(Records supplied)
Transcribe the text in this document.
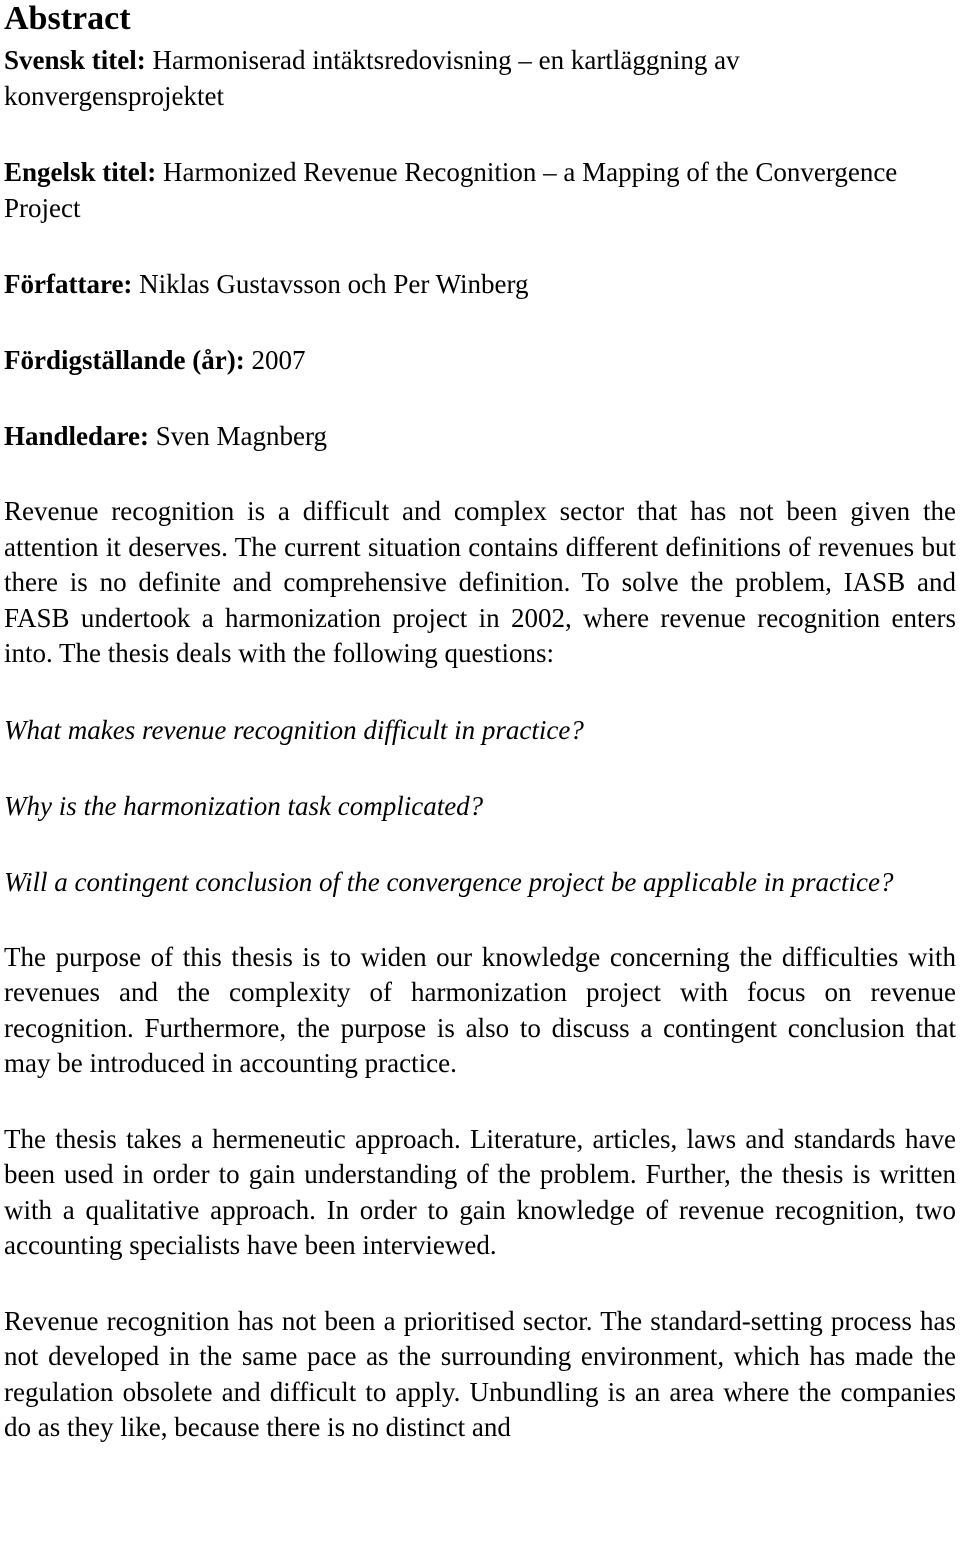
Abstract

Svensk titel: Harmoniserad intäktsredovisning – en kartläggning av konvergensprojektet

Engelsk titel: Harmonized Revenue Recognition – a Mapping of the Convergence Project

Författare: Niklas Gustavsson och Per Winberg

Fördigställande (år): 2007

Handledare: Sven Magnberg

Revenue recognition is a difficult and complex sector that has not been given the attention it deserves. The current situation contains different definitions of revenues but there is no definite and comprehensive definition. To solve the problem, IASB and FASB undertook a harmonization project in 2002, where revenue recognition enters into. The thesis deals with the following questions:

What makes revenue recognition difficult in practice?

Why is the harmonization task complicated?

Will a contingent conclusion of the convergence project be applicable in practice?

The purpose of this thesis is to widen our knowledge concerning the difficulties with revenues and the complexity of harmonization project with focus on revenue recognition. Furthermore, the purpose is also to discuss a contingent conclusion that may be introduced in accounting practice.

The thesis takes a hermeneutic approach. Literature, articles, laws and standards have been used in order to gain understanding of the problem. Further, the thesis is written with a qualitative approach. In order to gain knowledge of revenue recognition, two accounting specialists have been interviewed.

Revenue recognition has not been a prioritised sector. The standard-setting process has not developed in the same pace as the surrounding environment, which has made the regulation obsolete and difficult to apply. Unbundling is an area where the companies do as they like, because there is no distinct and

(Given problem) Reproduce the full material exactly, excluding the pictures.

(Response below)
Transcribe the text in this document.
Abstract

Svensk titel: Harmoniserad intäktsredovisning – en kartläggning av konvergensprojektet

Engelsk titel: Harmonized Revenue Recognition – a Mapping of the Convergence Project

Författare: Niklas Gustavsson och Per Winberg

Fördigställande (år): 2007

Handledare: Sven Magnberg

Revenue recognition is a difficult and complex sector that has not been given the attention it deserves. The current situation contains different definitions of revenues but there is no definite and comprehensive definition. To solve the problem, IASB and FASB undertook a harmonization project in 2002, where revenue recognition enters into. The thesis deals with the following questions:

What makes revenue recognition difficult in practice?

Why is the harmonization task complicated?

Will a contingent conclusion of the convergence project be applicable in practice?

The purpose of this thesis is to widen our knowledge concerning the difficulties with revenues and the complexity of harmonization project with focus on revenue recognition. Furthermore, the purpose is also to discuss a contingent conclusion that may be introduced in accounting practice.

The thesis takes a hermeneutic approach. Literature, articles, laws and standards have been used in order to gain understanding of the problem. Further, the thesis is written with a qualitative approach. In order to gain knowledge of revenue recognition, two accounting specialists have been interviewed.

Revenue recognition has not been a prioritised sector. The standard-setting process has not developed in the same pace as the surrounding environment, which has made the regulation obsolete and difficult to apply. Unbundling is an area where the companies do as they like, because there is no distinct and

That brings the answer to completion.